Task details
Across the entries below, how many lines contain the string "this"? Give only the count.
* * *
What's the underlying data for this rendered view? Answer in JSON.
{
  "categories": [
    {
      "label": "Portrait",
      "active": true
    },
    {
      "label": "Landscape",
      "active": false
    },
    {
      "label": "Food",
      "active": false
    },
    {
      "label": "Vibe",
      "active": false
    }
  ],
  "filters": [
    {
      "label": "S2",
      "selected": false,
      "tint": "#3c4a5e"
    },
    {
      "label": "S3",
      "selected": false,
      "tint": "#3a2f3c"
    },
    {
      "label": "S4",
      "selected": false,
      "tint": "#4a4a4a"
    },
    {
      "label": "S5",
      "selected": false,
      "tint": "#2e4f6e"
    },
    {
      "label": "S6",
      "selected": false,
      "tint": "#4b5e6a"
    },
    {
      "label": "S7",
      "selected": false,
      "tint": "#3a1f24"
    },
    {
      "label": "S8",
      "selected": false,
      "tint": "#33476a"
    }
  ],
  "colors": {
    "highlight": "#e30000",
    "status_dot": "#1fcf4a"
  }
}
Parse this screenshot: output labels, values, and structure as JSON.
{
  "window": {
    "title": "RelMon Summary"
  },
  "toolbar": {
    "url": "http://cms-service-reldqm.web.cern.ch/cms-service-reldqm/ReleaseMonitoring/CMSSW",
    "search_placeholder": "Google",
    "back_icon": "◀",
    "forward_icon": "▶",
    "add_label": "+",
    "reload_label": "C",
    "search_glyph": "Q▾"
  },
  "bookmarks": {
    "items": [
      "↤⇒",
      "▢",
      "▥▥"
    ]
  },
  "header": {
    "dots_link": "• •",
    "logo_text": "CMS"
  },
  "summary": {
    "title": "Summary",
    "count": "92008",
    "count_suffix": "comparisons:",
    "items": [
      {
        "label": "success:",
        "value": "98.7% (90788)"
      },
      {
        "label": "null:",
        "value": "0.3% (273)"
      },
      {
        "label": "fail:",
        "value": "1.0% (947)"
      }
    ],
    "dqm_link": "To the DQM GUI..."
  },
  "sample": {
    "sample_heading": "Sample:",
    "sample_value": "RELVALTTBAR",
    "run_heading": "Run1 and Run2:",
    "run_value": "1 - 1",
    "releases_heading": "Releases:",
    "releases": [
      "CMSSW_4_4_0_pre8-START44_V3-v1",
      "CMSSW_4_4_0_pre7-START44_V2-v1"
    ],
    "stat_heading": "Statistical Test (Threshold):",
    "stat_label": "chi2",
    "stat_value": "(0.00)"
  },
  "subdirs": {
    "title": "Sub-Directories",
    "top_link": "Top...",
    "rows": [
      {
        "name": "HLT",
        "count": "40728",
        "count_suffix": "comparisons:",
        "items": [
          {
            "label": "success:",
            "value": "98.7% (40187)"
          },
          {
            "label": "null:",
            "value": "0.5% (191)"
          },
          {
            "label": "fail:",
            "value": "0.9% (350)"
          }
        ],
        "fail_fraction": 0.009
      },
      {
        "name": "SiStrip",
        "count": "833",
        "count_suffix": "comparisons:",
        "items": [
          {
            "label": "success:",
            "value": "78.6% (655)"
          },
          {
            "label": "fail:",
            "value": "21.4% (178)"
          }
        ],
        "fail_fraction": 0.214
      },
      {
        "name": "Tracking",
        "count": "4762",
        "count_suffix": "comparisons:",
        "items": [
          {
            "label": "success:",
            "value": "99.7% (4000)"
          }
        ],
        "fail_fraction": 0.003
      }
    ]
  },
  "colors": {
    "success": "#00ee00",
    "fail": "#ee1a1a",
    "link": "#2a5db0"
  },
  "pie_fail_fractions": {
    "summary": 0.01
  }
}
* * *
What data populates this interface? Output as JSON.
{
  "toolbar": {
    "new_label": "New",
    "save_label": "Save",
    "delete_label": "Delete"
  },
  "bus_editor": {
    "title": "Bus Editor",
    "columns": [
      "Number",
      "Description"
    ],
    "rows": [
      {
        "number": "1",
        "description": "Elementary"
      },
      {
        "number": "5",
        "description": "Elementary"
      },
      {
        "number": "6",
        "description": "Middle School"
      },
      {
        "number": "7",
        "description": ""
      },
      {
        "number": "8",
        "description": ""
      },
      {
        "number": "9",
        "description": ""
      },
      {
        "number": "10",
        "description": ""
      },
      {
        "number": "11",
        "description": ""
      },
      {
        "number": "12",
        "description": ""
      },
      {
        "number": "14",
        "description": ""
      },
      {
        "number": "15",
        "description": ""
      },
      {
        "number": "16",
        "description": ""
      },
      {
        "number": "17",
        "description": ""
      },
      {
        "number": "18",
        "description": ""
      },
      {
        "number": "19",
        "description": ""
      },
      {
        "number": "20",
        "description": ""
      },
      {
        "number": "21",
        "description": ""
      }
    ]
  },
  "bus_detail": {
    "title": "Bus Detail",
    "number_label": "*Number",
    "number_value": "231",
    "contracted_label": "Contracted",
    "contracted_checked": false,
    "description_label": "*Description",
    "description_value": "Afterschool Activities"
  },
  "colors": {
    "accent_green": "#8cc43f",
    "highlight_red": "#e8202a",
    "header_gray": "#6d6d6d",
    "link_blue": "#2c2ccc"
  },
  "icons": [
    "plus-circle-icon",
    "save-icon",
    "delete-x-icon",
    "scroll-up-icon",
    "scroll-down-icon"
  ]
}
* * *
Correct answer
3